Task description » List all lines of the data that include the string "nregimes".

— Start Given records —

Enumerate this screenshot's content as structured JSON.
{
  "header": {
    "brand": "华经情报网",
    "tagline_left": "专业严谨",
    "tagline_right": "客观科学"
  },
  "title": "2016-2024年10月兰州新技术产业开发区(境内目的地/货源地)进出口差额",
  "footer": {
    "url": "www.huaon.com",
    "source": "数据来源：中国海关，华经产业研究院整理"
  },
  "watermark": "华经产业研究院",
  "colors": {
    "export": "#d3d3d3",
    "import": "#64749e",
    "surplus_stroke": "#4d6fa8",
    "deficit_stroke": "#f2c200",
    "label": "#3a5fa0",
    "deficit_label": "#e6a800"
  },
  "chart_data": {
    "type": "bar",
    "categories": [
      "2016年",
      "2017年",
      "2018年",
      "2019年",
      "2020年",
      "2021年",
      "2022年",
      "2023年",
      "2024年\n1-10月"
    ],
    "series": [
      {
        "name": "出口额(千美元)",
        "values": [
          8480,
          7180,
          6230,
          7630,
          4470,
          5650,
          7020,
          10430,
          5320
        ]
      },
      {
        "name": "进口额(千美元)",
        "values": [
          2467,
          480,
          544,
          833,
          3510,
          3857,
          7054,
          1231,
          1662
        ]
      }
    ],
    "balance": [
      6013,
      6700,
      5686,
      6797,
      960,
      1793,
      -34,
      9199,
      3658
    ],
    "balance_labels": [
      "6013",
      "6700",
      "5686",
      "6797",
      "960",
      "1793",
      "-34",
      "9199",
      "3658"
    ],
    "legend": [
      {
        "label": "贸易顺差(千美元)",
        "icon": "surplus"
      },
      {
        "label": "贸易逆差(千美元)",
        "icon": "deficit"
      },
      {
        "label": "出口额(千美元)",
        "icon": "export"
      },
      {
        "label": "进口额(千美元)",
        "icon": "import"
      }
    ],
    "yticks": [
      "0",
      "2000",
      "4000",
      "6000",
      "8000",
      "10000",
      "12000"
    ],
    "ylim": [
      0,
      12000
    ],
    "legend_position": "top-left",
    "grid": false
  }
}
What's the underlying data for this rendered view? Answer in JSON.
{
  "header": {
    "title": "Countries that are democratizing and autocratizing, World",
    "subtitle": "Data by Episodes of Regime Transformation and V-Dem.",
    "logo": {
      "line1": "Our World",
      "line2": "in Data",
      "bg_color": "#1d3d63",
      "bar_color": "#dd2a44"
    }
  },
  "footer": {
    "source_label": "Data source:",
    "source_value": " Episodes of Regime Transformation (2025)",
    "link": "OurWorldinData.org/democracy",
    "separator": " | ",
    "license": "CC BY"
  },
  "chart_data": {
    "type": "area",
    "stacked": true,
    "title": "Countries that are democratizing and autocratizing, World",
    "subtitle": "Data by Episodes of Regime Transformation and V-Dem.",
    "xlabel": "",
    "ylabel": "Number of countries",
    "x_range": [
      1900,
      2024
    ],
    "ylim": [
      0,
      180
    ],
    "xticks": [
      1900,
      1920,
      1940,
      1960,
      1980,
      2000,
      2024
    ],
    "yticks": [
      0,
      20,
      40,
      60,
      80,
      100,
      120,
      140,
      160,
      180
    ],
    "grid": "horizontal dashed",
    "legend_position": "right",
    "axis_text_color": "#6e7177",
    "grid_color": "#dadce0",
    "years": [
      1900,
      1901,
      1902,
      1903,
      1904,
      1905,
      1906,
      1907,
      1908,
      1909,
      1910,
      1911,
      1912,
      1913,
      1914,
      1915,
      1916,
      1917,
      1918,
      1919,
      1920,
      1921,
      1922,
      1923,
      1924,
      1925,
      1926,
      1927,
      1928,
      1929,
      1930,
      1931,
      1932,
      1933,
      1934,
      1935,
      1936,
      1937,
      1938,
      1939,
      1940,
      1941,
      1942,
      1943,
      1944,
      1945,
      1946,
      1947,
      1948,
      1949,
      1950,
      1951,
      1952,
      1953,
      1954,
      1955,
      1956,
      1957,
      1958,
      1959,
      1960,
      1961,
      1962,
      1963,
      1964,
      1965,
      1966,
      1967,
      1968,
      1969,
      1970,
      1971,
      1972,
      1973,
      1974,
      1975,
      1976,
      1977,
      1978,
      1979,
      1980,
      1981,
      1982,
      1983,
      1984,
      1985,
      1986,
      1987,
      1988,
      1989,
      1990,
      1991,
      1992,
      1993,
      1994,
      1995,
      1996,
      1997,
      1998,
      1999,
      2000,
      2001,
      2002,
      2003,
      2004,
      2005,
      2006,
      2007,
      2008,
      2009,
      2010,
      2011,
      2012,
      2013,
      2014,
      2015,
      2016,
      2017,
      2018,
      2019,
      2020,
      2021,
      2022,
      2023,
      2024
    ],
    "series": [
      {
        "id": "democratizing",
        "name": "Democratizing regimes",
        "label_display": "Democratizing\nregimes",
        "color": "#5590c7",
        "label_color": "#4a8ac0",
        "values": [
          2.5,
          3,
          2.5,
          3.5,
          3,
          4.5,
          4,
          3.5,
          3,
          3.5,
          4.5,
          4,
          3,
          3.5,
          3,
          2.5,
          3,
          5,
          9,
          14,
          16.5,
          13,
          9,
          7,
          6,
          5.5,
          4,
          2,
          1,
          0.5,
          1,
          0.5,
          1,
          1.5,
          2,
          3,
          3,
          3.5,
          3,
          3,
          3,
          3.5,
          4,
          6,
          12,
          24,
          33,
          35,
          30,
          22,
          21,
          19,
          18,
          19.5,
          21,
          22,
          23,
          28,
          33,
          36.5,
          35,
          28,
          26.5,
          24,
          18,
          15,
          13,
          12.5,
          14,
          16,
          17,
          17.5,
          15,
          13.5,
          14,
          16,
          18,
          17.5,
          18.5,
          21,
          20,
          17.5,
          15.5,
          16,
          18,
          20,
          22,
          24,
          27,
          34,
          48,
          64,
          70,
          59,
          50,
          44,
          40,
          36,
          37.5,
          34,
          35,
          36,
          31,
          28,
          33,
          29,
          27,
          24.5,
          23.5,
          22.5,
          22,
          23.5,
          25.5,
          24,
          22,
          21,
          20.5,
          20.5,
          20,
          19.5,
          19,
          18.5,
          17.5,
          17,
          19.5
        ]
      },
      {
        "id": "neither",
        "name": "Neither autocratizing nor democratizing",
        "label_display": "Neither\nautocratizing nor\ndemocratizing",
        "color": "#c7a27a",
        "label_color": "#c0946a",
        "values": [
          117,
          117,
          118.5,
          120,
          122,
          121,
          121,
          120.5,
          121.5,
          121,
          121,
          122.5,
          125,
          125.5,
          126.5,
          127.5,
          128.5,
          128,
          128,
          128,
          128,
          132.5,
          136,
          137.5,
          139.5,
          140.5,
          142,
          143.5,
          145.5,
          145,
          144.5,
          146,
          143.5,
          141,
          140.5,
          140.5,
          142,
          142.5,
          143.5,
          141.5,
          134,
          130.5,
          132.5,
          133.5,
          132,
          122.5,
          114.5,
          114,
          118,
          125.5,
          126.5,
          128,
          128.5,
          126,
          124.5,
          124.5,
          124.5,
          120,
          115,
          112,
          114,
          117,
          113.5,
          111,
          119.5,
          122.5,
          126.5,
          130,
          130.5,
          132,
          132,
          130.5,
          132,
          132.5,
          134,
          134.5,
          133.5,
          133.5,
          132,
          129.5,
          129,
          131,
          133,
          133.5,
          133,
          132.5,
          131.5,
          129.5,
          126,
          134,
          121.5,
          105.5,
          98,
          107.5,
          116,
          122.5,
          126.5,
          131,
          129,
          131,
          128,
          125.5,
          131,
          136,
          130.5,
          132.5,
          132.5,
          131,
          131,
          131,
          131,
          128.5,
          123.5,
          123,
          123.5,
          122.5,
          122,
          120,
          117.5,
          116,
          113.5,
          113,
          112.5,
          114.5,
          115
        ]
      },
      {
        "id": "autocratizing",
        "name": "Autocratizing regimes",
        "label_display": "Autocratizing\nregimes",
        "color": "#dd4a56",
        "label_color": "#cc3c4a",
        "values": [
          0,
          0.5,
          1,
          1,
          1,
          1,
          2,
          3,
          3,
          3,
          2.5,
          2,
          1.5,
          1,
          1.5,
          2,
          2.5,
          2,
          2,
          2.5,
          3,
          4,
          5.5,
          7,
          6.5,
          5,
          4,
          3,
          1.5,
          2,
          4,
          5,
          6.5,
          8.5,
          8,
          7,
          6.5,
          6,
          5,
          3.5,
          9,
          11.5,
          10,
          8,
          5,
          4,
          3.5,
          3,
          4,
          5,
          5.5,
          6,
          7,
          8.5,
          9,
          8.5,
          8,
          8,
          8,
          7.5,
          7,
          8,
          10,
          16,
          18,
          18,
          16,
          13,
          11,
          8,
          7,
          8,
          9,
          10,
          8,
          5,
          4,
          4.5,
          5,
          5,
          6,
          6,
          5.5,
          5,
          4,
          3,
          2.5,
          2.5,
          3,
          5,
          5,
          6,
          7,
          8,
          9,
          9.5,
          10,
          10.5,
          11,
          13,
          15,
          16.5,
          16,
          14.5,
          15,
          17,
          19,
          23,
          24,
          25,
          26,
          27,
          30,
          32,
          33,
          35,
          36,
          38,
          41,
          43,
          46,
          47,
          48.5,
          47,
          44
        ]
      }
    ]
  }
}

— End Given records —

Expected answer »
        "label_display": "Democratizing\nregimes",
        "label_display": "Autocratizing\nregimes",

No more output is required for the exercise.